**Aim**
Take the data that follows and retype it word for word.

(Dataset rows)

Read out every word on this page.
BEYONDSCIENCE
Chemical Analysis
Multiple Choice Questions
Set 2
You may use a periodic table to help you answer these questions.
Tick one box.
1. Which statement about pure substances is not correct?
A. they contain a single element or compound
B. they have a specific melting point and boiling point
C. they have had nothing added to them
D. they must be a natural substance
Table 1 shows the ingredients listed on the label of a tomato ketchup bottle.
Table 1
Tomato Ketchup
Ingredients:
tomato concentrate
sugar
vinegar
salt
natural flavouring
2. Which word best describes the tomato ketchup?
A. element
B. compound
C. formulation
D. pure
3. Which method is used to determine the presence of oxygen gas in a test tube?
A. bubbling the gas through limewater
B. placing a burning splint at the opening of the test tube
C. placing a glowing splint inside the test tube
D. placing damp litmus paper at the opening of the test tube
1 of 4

**Task answer**
Read out every word on this page.
BEYONDSCIENCE
Chemical Analysis
Multiple Choice Questions
Set 2
You may use a periodic table to help you answer these questions.
Tick one box.
1. Which statement about pure substances is not correct?
A. they contain a single element or compound
B. they have a specific melting point and boiling point
C. they have had nothing added to them
D. they must be a natural substance
Table 1 shows the ingredients listed on the label of a tomato ketchup bottle.
Table 1
Tomato Ketchup
Ingredients:
tomato concentrate
sugar
vinegar
salt
natural flavouring
2. Which word best describes the tomato ketchup?
A. element
B. compound
C. formulation
D. pure
3. Which method is used to determine the presence of oxygen gas in a test tube?
A. bubbling the gas through limewater
B. placing a burning splint at the opening of the test tube
C. placing a glowing splint inside the test tube
D. placing damp litmus paper at the opening of the test tube
1 of 4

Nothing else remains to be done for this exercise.